═══ Material shown

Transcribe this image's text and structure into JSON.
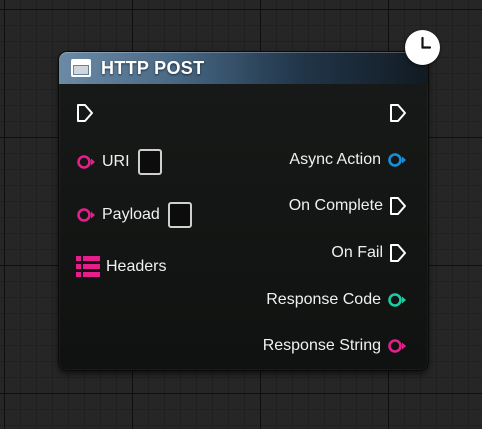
{
  "node": {
    "title": "HTTP POST",
    "header_icon": "function-node-icon",
    "latent_icon": "clock-icon",
    "inputs": [
      {
        "label": "URI",
        "pin": "string-pin",
        "color": "#e61e8c"
      },
      {
        "label": "Payload",
        "pin": "string-pin",
        "color": "#e61e8c"
      },
      {
        "label": "Headers",
        "pin": "map-pin",
        "color": "#e61e8c"
      }
    ],
    "outputs": [
      {
        "label": "Async Action",
        "pin": "object-pin",
        "color": "#1a90d8"
      },
      {
        "label": "On Complete",
        "pin": "exec-pin",
        "color": "#ffffff"
      },
      {
        "label": "On Fail",
        "pin": "exec-pin",
        "color": "#ffffff"
      },
      {
        "label": "Response Code",
        "pin": "integer-pin",
        "color": "#1ecca3"
      },
      {
        "label": "Response String",
        "pin": "string-pin",
        "color": "#e61e8c"
      }
    ]
  }
}
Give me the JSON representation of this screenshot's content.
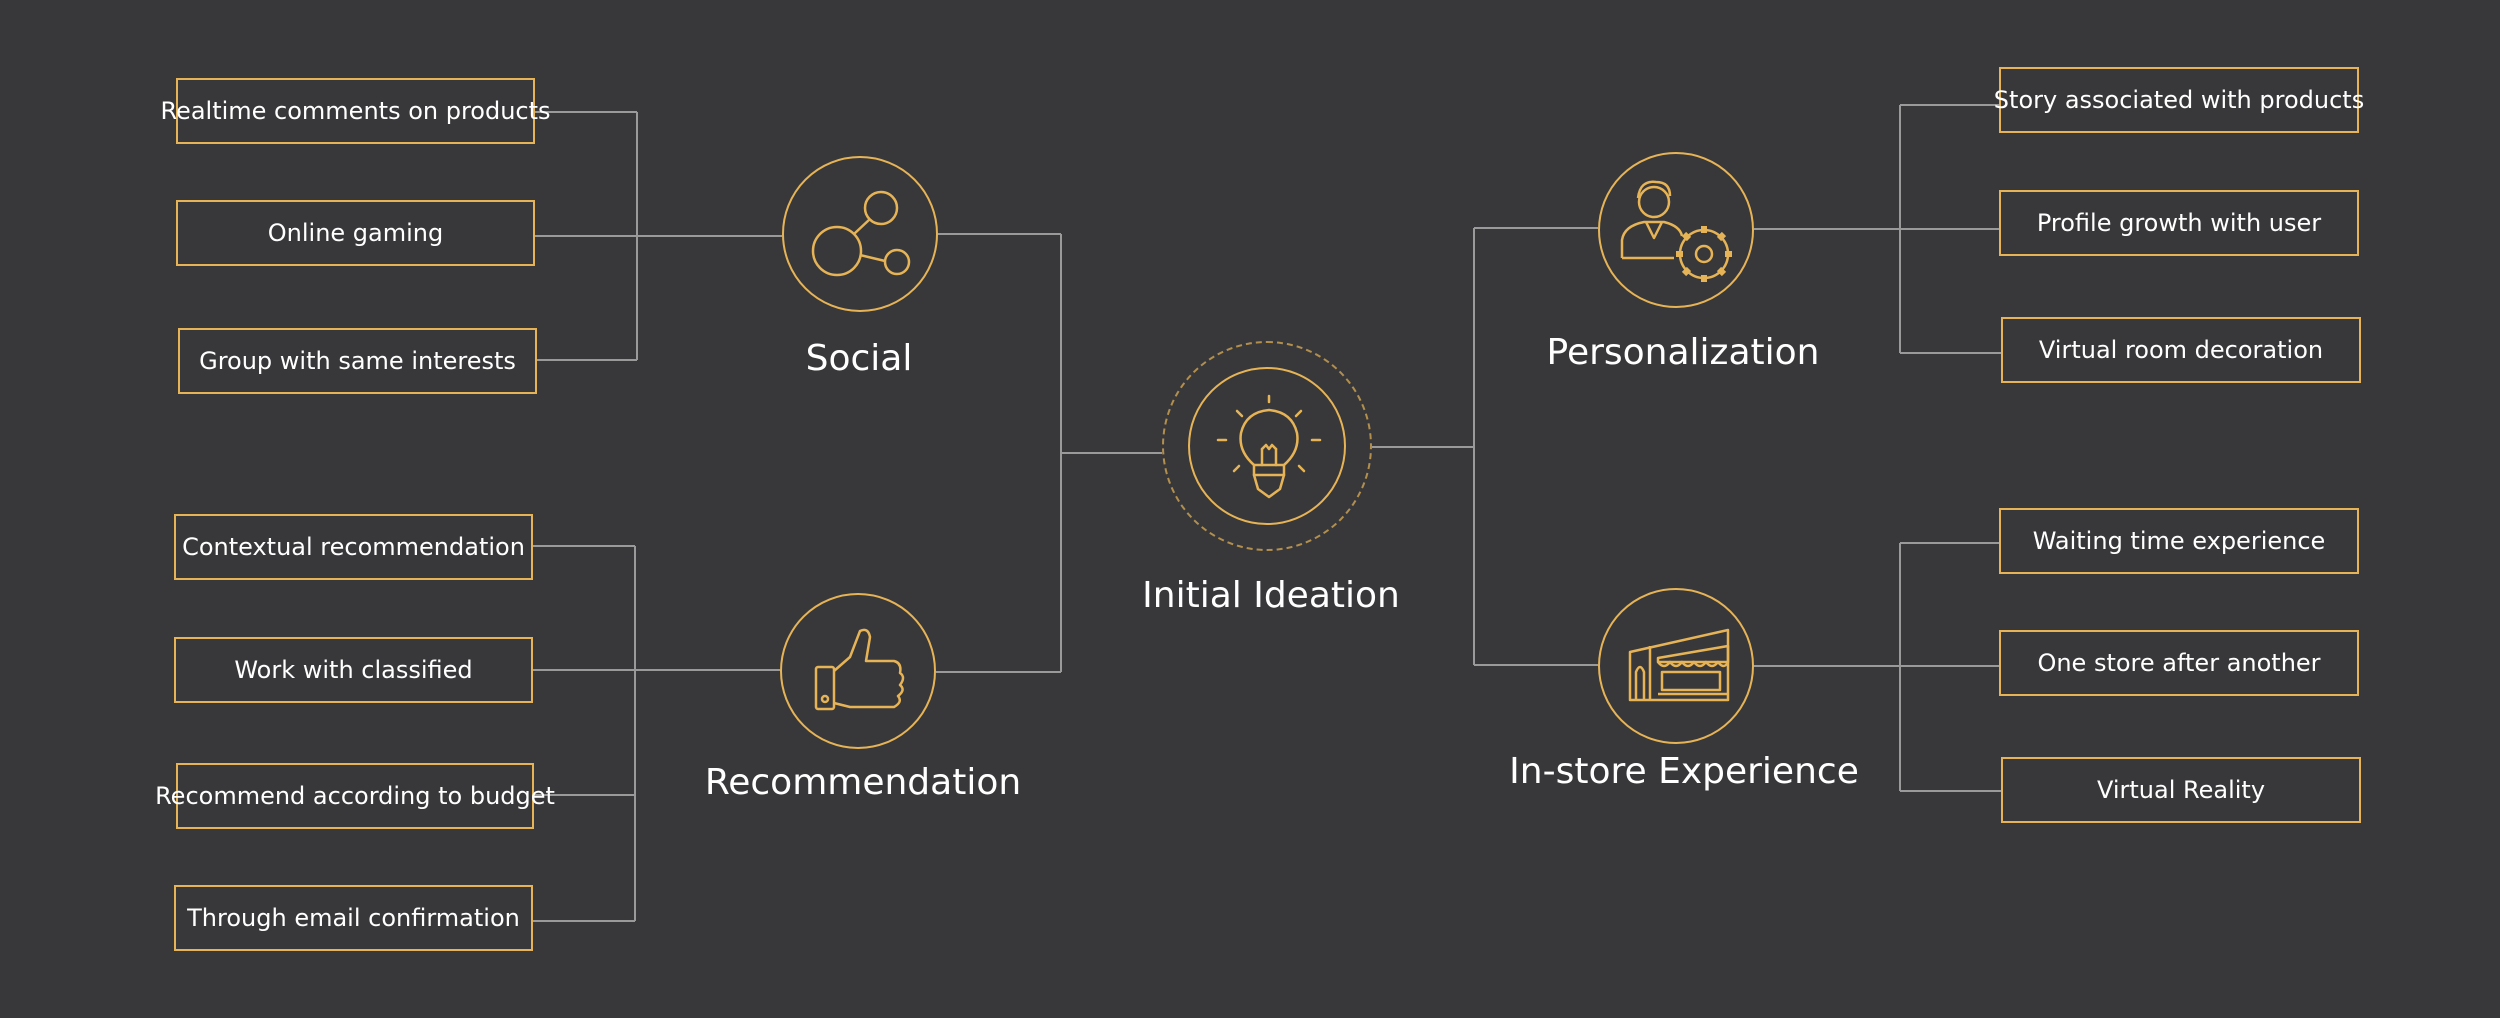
{
  "center": {
    "label": "Initial Ideation"
  },
  "categories": {
    "social": {
      "label": "Social",
      "items": [
        "Realtime comments on products",
        "Online gaming",
        "Group with same interests"
      ]
    },
    "recommendation": {
      "label": "Recommendation",
      "items": [
        "Contextual recommendation",
        "Work with classified",
        "Recommend according to budget",
        "Through email confirmation"
      ]
    },
    "personalization": {
      "label": "Personalization",
      "items": [
        "Story associated with products",
        "Profile growth with user",
        "Virtual room decoration"
      ]
    },
    "instore": {
      "label": "In-store Experience",
      "items": [
        "Waiting time experience",
        "One store after another",
        "Virtual Reality"
      ]
    }
  },
  "colors": {
    "background": "#38383b",
    "accent": "#e6b456",
    "line": "#9a9a9a",
    "text": "#ffffff"
  },
  "icons": {
    "center": "lightbulb-icon",
    "social": "share-network-icon",
    "recommendation": "thumbs-up-icon",
    "personalization": "user-gear-icon",
    "instore": "storefront-icon"
  }
}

══════

Reproduce each line of the records exactly, and omit every picture.

Response to the task =
Transcribe this image's text and structure into JSON.
{
  "node": {
    "title": "HTTP POST",
    "header_icon": "function-node-icon",
    "latent_icon": "clock-icon",
    "inputs": [
      {
        "label": "URI",
        "pin": "string-pin",
        "color": "#e61e8c"
      },
      {
        "label": "Payload",
        "pin": "string-pin",
        "color": "#e61e8c"
      },
      {
        "label": "Headers",
        "pin": "map-pin",
        "color": "#e61e8c"
      }
    ],
    "outputs": [
      {
        "label": "Async Action",
        "pin": "object-pin",
        "color": "#1a90d8"
      },
      {
        "label": "On Complete",
        "pin": "exec-pin",
        "color": "#ffffff"
      },
      {
        "label": "On Fail",
        "pin": "exec-pin",
        "color": "#ffffff"
      },
      {
        "label": "Response Code",
        "pin": "integer-pin",
        "color": "#1ecca3"
      },
      {
        "label": "Response String",
        "pin": "string-pin",
        "color": "#e61e8c"
      }
    ]
  }
}
Give me the JSON representation of this screenshot's content.
{
  "center": {
    "label": "Initial Ideation"
  },
  "categories": {
    "social": {
      "label": "Social",
      "items": [
        "Realtime comments on products",
        "Online gaming",
        "Group with same interests"
      ]
    },
    "recommendation": {
      "label": "Recommendation",
      "items": [
        "Contextual recommendation",
        "Work with classified",
        "Recommend according to budget",
        "Through email confirmation"
      ]
    },
    "personalization": {
      "label": "Personalization",
      "items": [
        "Story associated with products",
        "Profile growth with user",
        "Virtual room decoration"
      ]
    },
    "instore": {
      "label": "In-store Experience",
      "items": [
        "Waiting time experience",
        "One store after another",
        "Virtual Reality"
      ]
    }
  },
  "colors": {
    "background": "#38383b",
    "accent": "#e6b456",
    "line": "#9a9a9a",
    "text": "#ffffff"
  },
  "icons": {
    "center": "lightbulb-icon",
    "social": "share-network-icon",
    "recommendation": "thumbs-up-icon",
    "personalization": "user-gear-icon",
    "instore": "storefront-icon"
  }
}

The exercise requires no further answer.